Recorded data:

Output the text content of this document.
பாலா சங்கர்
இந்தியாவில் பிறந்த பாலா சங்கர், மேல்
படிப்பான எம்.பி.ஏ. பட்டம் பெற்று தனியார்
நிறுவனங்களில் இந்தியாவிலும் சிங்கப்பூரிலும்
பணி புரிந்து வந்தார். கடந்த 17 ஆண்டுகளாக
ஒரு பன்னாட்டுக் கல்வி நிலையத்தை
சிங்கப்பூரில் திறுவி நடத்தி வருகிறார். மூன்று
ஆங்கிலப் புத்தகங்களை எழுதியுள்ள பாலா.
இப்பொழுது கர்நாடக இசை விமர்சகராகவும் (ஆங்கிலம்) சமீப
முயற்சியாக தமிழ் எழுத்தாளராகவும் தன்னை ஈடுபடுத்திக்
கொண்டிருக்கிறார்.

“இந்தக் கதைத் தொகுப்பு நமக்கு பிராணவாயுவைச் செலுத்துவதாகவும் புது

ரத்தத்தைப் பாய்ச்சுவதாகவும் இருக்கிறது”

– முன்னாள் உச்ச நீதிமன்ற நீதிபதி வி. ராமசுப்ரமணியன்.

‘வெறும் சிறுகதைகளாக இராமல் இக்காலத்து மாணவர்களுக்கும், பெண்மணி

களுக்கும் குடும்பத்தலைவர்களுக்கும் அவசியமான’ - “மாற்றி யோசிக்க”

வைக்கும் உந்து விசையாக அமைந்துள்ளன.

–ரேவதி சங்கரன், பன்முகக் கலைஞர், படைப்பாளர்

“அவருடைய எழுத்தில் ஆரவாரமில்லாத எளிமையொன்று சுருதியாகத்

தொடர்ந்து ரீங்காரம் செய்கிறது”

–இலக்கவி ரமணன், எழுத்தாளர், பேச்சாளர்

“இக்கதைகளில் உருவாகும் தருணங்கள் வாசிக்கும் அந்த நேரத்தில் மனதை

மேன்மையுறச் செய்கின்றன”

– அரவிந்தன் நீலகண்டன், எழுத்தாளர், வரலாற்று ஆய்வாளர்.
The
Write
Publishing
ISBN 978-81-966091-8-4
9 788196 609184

## What is asked
Restate the data above word for word.

## Result of this task
Output the text content of this document.
பாலா சங்கர்
இந்தியாவில் பிறந்த பாலா சங்கர், மேல்
படிப்பான எம்.பி.ஏ. பட்டம் பெற்று தனியார்
நிறுவனங்களில் இந்தியாவிலும் சிங்கப்பூரிலும்
பணி புரிந்து வந்தார். கடந்த 17 ஆண்டுகளாக
ஒரு பன்னாட்டுக் கல்வி நிலையத்தை
சிங்கப்பூரில் திறுவி நடத்தி வருகிறார். மூன்று
ஆங்கிலப் புத்தகங்களை எழுதியுள்ள பாலா.
இப்பொழுது கர்நாடக இசை விமர்சகராகவும் (ஆங்கிலம்) சமீப
முயற்சியாக தமிழ் எழுத்தாளராகவும் தன்னை ஈடுபடுத்திக்
கொண்டிருக்கிறார்.

“இந்தக் கதைத் தொகுப்பு நமக்கு பிராணவாயுவைச் செலுத்துவதாகவும் புது

ரத்தத்தைப் பாய்ச்சுவதாகவும் இருக்கிறது”

– முன்னாள் உச்ச நீதிமன்ற நீதிபதி வி. ராமசுப்ரமணியன்.

‘வெறும் சிறுகதைகளாக இராமல் இக்காலத்து மாணவர்களுக்கும், பெண்மணி

களுக்கும் குடும்பத்தலைவர்களுக்கும் அவசியமான’ - “மாற்றி யோசிக்க”

வைக்கும் உந்து விசையாக அமைந்துள்ளன.

–ரேவதி சங்கரன், பன்முகக் கலைஞர், படைப்பாளர்

“அவருடைய எழுத்தில் ஆரவாரமில்லாத எளிமையொன்று சுருதியாகத்

தொடர்ந்து ரீங்காரம் செய்கிறது”

–இலக்கவி ரமணன், எழுத்தாளர், பேச்சாளர்

“இக்கதைகளில் உருவாகும் தருணங்கள் வாசிக்கும் அந்த நேரத்தில் மனதை

மேன்மையுறச் செய்கின்றன”

– அரவிந்தன் நீலகண்டன், எழுத்தாளர், வரலாற்று ஆய்வாளர்.
The
Write
Publishing
ISBN 978-81-966091-8-4
9 788196 609184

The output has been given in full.